§ Short problem
Look at each line of the records and count those with "image" in them. Please answer with the count alone.

* * *

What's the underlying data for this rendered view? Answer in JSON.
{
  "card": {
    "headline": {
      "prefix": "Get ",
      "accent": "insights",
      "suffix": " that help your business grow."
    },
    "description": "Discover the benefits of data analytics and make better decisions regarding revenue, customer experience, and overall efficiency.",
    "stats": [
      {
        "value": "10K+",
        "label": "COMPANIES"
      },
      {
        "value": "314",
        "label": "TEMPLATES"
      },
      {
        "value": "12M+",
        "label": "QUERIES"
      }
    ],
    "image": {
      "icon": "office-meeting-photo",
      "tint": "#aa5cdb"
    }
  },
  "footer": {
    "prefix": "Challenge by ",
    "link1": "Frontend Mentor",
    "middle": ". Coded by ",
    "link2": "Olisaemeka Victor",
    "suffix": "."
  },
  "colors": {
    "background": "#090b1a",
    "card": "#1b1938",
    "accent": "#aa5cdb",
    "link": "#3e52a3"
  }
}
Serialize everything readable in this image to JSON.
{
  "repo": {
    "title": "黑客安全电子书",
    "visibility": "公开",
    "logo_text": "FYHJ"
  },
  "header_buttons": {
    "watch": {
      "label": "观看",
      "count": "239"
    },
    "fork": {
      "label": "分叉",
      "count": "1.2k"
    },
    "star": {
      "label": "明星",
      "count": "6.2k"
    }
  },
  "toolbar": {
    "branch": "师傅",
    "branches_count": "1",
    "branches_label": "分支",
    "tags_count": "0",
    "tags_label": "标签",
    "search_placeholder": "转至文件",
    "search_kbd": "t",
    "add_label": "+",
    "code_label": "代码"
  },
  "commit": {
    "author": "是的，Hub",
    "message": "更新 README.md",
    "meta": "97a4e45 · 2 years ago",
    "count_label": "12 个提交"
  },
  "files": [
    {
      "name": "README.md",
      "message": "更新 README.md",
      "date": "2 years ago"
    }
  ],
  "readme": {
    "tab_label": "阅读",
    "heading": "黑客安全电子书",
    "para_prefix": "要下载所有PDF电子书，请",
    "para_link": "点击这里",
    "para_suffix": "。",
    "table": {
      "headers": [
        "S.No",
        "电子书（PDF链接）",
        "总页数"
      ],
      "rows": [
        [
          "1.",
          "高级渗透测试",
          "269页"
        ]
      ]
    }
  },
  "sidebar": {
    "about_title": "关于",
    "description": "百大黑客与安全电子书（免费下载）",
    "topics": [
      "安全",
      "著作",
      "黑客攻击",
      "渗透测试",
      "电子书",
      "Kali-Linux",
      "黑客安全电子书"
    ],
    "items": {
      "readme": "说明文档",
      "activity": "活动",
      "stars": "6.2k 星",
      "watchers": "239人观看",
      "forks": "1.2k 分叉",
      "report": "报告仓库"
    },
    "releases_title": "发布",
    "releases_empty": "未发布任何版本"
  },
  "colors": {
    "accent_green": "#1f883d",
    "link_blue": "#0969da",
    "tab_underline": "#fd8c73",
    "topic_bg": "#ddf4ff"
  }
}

* * *

§ Task response
2